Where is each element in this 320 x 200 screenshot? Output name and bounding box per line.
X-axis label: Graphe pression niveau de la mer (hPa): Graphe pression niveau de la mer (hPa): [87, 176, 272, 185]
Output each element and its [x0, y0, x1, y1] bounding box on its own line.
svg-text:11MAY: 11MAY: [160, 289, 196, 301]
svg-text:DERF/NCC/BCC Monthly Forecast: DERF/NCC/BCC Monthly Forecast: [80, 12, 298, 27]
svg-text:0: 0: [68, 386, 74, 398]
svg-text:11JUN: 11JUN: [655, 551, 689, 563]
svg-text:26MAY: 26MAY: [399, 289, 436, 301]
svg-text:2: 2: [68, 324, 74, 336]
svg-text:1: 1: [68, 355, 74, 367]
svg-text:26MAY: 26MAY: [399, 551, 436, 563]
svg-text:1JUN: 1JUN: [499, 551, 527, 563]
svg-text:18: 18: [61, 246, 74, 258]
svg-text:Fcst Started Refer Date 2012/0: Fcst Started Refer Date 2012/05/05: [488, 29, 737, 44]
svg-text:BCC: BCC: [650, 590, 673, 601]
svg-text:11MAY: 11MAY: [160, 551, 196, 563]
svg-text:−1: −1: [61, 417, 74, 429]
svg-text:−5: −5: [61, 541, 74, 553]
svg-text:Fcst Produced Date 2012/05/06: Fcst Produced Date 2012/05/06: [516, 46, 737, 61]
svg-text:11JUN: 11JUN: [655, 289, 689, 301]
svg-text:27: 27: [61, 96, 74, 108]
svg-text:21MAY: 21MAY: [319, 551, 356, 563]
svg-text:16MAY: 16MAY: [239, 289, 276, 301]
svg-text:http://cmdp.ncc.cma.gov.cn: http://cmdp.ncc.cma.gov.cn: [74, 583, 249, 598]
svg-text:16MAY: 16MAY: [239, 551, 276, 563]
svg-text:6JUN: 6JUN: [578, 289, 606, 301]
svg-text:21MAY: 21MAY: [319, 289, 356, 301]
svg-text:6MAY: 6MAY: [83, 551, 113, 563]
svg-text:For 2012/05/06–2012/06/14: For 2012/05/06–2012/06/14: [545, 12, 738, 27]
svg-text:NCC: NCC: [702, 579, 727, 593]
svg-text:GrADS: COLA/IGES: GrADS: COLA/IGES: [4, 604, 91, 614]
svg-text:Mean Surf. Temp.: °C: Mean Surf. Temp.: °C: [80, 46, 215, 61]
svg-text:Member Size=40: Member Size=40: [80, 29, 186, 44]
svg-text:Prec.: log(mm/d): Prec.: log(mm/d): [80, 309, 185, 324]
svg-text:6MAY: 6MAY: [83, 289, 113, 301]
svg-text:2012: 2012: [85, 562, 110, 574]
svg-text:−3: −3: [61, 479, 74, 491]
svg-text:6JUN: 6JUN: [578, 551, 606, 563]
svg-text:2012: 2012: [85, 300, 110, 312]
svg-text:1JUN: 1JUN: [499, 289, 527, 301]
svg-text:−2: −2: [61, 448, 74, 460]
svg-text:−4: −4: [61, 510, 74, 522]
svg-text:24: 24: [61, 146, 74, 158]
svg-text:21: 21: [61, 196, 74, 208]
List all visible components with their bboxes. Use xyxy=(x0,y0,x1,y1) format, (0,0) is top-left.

**DIRECTIVE:** Please pick out every line above that contains the string "each" and copy those lines unchanged.

**ANSWER BELOW:**
Where is each element in this 320 x 200 screenshot? Output name and bounding box per line.
Output each element and its [x0, y0, x1, y1] bounding box on its own line.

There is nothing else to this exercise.